Exercise objective - Every entry below should be transcribed exactly; pictures stay out of the copy.

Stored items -
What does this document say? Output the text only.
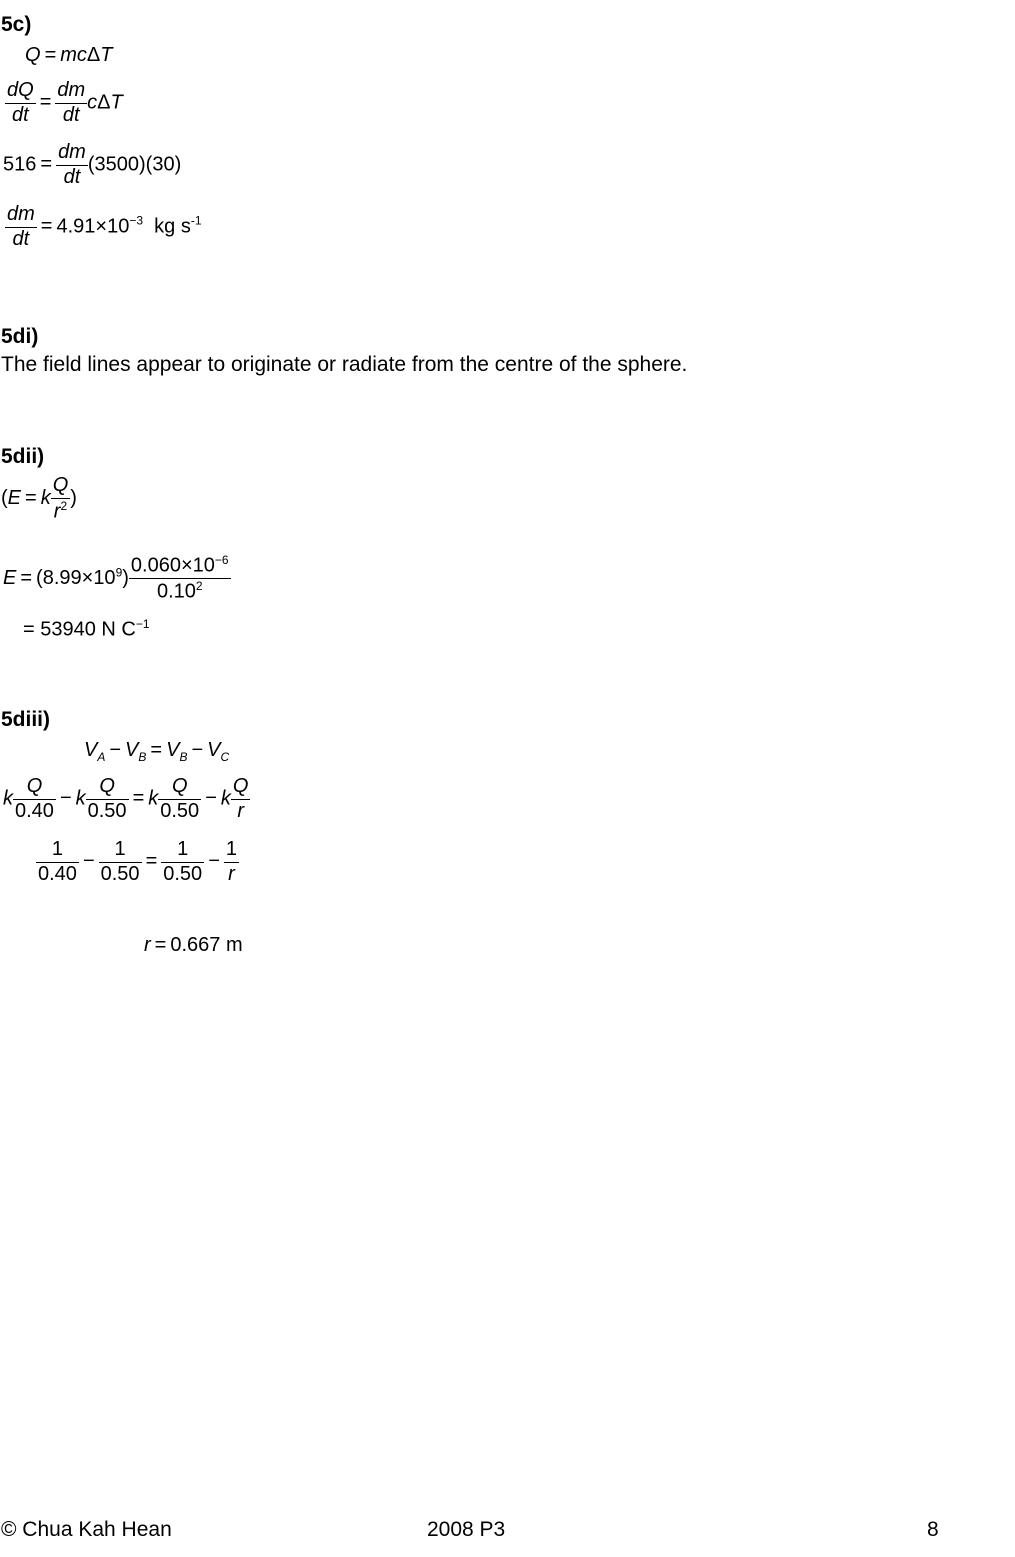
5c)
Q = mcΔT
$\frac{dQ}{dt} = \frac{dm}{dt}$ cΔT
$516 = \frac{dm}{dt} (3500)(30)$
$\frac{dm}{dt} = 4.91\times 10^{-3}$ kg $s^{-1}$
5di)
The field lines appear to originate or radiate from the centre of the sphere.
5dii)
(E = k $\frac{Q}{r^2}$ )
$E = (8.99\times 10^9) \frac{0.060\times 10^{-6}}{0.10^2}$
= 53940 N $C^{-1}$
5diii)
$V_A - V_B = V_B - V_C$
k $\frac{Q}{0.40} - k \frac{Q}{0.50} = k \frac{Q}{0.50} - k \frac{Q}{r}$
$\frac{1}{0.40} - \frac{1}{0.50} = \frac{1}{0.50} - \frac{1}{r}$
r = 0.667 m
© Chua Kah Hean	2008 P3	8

The completed task -
What does this document say? Output the text only.
5c)
Q = mcΔT
$\frac{dQ}{dt} = \frac{dm}{dt}$ cΔT
$516 = \frac{dm}{dt} (3500)(30)$
$\frac{dm}{dt} = 4.91\times 10^{-3}$ kg $s^{-1}$
5di)
The field lines appear to originate or radiate from the centre of the sphere.
5dii)
(E = k $\frac{Q}{r^2}$ )
$E = (8.99\times 10^9) \frac{0.060\times 10^{-6}}{0.10^2}$
= 53940 N $C^{-1}$
5diii)
$V_A - V_B = V_B - V_C$
k $\frac{Q}{0.40} - k \frac{Q}{0.50} = k \frac{Q}{0.50} - k \frac{Q}{r}$
$\frac{1}{0.40} - \frac{1}{0.50} = \frac{1}{0.50} - \frac{1}{r}$
r = 0.667 m
© Chua Kah Hean	2008 P3	8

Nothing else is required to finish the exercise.